Written request » In the records below, find each line with the word "color" and copy it.

Entries »
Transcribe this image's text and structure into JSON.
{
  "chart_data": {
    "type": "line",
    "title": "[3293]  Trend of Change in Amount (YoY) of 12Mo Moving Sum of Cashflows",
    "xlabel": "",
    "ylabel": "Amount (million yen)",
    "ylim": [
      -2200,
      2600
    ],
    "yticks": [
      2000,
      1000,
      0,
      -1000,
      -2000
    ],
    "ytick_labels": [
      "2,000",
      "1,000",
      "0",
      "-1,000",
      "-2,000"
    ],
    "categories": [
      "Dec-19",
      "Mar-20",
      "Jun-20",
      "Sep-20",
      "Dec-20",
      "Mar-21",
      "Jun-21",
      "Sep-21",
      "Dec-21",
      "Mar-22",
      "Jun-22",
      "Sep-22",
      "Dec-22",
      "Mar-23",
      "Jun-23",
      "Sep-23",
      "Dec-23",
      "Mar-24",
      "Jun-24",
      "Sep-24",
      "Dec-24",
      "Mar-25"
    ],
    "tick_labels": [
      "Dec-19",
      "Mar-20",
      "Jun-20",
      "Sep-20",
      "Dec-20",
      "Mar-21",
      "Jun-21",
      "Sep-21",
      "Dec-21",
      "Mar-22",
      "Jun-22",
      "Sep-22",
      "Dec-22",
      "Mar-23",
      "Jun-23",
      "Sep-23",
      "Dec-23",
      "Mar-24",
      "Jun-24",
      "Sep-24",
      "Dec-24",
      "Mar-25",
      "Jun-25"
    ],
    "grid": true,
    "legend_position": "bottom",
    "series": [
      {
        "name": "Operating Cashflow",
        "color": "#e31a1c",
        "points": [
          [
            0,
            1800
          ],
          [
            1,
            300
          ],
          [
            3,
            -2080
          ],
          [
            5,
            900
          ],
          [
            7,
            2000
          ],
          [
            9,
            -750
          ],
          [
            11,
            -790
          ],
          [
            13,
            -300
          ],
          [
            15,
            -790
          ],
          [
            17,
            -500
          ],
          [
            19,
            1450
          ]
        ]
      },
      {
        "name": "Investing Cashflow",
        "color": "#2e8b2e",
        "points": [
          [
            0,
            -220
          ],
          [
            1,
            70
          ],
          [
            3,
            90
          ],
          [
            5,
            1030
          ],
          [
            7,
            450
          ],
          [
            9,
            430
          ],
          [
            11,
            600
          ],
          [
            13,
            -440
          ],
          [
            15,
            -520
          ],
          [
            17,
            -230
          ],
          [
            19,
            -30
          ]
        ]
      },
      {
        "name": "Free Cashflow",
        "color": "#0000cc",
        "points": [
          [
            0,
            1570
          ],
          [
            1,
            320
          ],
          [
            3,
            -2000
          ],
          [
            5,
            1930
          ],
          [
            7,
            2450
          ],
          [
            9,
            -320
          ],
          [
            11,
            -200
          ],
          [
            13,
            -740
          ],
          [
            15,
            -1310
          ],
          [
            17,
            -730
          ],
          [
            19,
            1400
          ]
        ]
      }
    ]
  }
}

Result for this task »
        "color": "#e31a1c",
        "color": "#2e8b2e",
        "color": "#0000cc",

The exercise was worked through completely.